Return, word for word, every line that follows.
— start Data provided —
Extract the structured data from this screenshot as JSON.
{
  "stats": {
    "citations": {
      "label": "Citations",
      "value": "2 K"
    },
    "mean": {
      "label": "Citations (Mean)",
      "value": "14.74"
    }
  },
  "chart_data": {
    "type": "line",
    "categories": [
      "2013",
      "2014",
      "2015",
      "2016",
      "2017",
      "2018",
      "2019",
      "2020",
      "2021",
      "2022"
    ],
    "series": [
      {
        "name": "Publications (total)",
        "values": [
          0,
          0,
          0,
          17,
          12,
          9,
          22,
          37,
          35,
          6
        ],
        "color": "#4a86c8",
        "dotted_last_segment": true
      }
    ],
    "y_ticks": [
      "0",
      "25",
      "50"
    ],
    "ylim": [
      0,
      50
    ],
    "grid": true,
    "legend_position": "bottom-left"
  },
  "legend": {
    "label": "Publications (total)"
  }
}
— end Data provided —
## Output of the exercise
Extract the structured data from this screenshot as JSON.
{
  "stats": {
    "citations": {
      "label": "Citations",
      "value": "2 K"
    },
    "mean": {
      "label": "Citations (Mean)",
      "value": "14.74"
    }
  },
  "chart_data": {
    "type": "line",
    "categories": [
      "2013",
      "2014",
      "2015",
      "2016",
      "2017",
      "2018",
      "2019",
      "2020",
      "2021",
      "2022"
    ],
    "series": [
      {
        "name": "Publications (total)",
        "values": [
          0,
          0,
          0,
          17,
          12,
          9,
          22,
          37,
          35,
          6
        ],
        "color": "#4a86c8",
        "dotted_last_segment": true
      }
    ],
    "y_ticks": [
      "0",
      "25",
      "50"
    ],
    "ylim": [
      0,
      50
    ],
    "grid": true,
    "legend_position": "bottom-left"
  },
  "legend": {
    "label": "Publications (total)"
  }
}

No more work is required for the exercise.